DIRECTION> Repeat the records word for word, excluding any picture.
+++ RECORDED INFORMATION
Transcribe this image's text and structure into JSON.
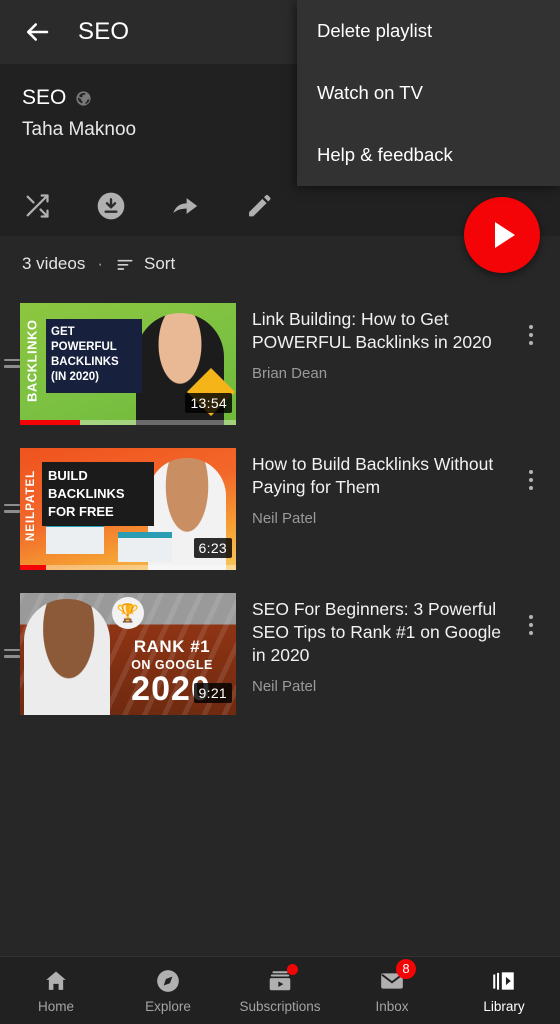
{
  "appbar": {
    "back_icon": "back-arrow-icon",
    "title": "SEO"
  },
  "playlist": {
    "title": "SEO",
    "privacy_icon": "globe-public-icon",
    "owner": "Taha Maknoo",
    "actions": [
      {
        "name": "shuffle",
        "icon": "shuffle-icon"
      },
      {
        "name": "download",
        "icon": "download-circle-icon"
      },
      {
        "name": "share",
        "icon": "share-arrow-icon"
      },
      {
        "name": "edit",
        "icon": "pencil-edit-icon"
      }
    ],
    "play_fab_icon": "play-triangle-icon"
  },
  "listbar": {
    "video_count": "3 videos",
    "separator": "·",
    "sort_icon": "sort-lines-icon",
    "sort_label": "Sort"
  },
  "videos": [
    {
      "title": "Link Building: How to Get POWERFUL Backlinks in 2020",
      "channel": "Brian Dean",
      "duration": "13:54",
      "progress_percent": 28,
      "thumb": {
        "style": "backlinko",
        "brand": "BACKLINKO",
        "line1": "GET POWERFUL",
        "line2": "BACKLINKS",
        "line3": "(IN 2020)"
      },
      "drag_handle_icon": "drag-handle-icon",
      "menu_icon": "more-vertical-icon"
    },
    {
      "title": "How to Build Backlinks Without Paying for Them",
      "channel": "Neil Patel",
      "duration": "6:23",
      "progress_percent": 12,
      "thumb": {
        "style": "neilpatel-free",
        "brand": "NEILPATEL",
        "line1": "BUILD",
        "line2": "BACKLINKS",
        "line3": "FOR FREE"
      },
      "drag_handle_icon": "drag-handle-icon",
      "menu_icon": "more-vertical-icon"
    },
    {
      "title": "SEO For Beginners: 3 Powerful SEO Tips to Rank #1 on Google in 2020",
      "channel": "Neil Patel",
      "duration": "9:21",
      "progress_percent": 0,
      "thumb": {
        "style": "rank-one",
        "trophy_icon": "trophy-icon",
        "line1": "RANK #1",
        "line2": "ON GOOGLE",
        "line3": "2020"
      },
      "drag_handle_icon": "drag-handle-icon",
      "menu_icon": "more-vertical-icon"
    }
  ],
  "overflow_menu": {
    "visible": true,
    "items": [
      {
        "label": "Delete playlist"
      },
      {
        "label": "Watch on TV"
      },
      {
        "label": "Help & feedback"
      }
    ]
  },
  "bottom_nav": {
    "items": [
      {
        "label": "Home",
        "icon": "home-icon",
        "active": false,
        "badge": null
      },
      {
        "label": "Explore",
        "icon": "compass-explore-icon",
        "active": false,
        "badge": null
      },
      {
        "label": "Subscriptions",
        "icon": "subscriptions-icon",
        "active": false,
        "badge": "dot"
      },
      {
        "label": "Inbox",
        "icon": "inbox-envelope-icon",
        "active": false,
        "badge": "8"
      },
      {
        "label": "Library",
        "icon": "library-icon",
        "active": true,
        "badge": null
      }
    ]
  },
  "colors": {
    "background": "#272727",
    "surface": "#212121",
    "appbar": "#2b2b2b",
    "menu": "#323232",
    "accent_red": "#f40407",
    "badge_red": "#f10505",
    "text_primary": "#f1f1f1",
    "text_secondary": "#9a9a9a"
  }
}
++++++
OUTPUT FOR THIS TASK>
Transcribe this image's text and structure into JSON.
{
  "appbar": {
    "back_icon": "back-arrow-icon",
    "title": "SEO"
  },
  "playlist": {
    "title": "SEO",
    "privacy_icon": "globe-public-icon",
    "owner": "Taha Maknoo",
    "actions": [
      {
        "name": "shuffle",
        "icon": "shuffle-icon"
      },
      {
        "name": "download",
        "icon": "download-circle-icon"
      },
      {
        "name": "share",
        "icon": "share-arrow-icon"
      },
      {
        "name": "edit",
        "icon": "pencil-edit-icon"
      }
    ],
    "play_fab_icon": "play-triangle-icon"
  },
  "listbar": {
    "video_count": "3 videos",
    "separator": "·",
    "sort_icon": "sort-lines-icon",
    "sort_label": "Sort"
  },
  "videos": [
    {
      "title": "Link Building: How to Get POWERFUL Backlinks in 2020",
      "channel": "Brian Dean",
      "duration": "13:54",
      "progress_percent": 28,
      "thumb": {
        "style": "backlinko",
        "brand": "BACKLINKO",
        "line1": "GET POWERFUL",
        "line2": "BACKLINKS",
        "line3": "(IN 2020)"
      },
      "drag_handle_icon": "drag-handle-icon",
      "menu_icon": "more-vertical-icon"
    },
    {
      "title": "How to Build Backlinks Without Paying for Them",
      "channel": "Neil Patel",
      "duration": "6:23",
      "progress_percent": 12,
      "thumb": {
        "style": "neilpatel-free",
        "brand": "NEILPATEL",
        "line1": "BUILD",
        "line2": "BACKLINKS",
        "line3": "FOR FREE"
      },
      "drag_handle_icon": "drag-handle-icon",
      "menu_icon": "more-vertical-icon"
    },
    {
      "title": "SEO For Beginners: 3 Powerful SEO Tips to Rank #1 on Google in 2020",
      "channel": "Neil Patel",
      "duration": "9:21",
      "progress_percent": 0,
      "thumb": {
        "style": "rank-one",
        "trophy_icon": "trophy-icon",
        "line1": "RANK #1",
        "line2": "ON GOOGLE",
        "line3": "2020"
      },
      "drag_handle_icon": "drag-handle-icon",
      "menu_icon": "more-vertical-icon"
    }
  ],
  "overflow_menu": {
    "visible": true,
    "items": [
      {
        "label": "Delete playlist"
      },
      {
        "label": "Watch on TV"
      },
      {
        "label": "Help & feedback"
      }
    ]
  },
  "bottom_nav": {
    "items": [
      {
        "label": "Home",
        "icon": "home-icon",
        "active": false,
        "badge": null
      },
      {
        "label": "Explore",
        "icon": "compass-explore-icon",
        "active": false,
        "badge": null
      },
      {
        "label": "Subscriptions",
        "icon": "subscriptions-icon",
        "active": false,
        "badge": "dot"
      },
      {
        "label": "Inbox",
        "icon": "inbox-envelope-icon",
        "active": false,
        "badge": "8"
      },
      {
        "label": "Library",
        "icon": "library-icon",
        "active": true,
        "badge": null
      }
    ]
  },
  "colors": {
    "background": "#272727",
    "surface": "#212121",
    "appbar": "#2b2b2b",
    "menu": "#323232",
    "accent_red": "#f40407",
    "badge_red": "#f10505",
    "text_primary": "#f1f1f1",
    "text_secondary": "#9a9a9a"
  }
}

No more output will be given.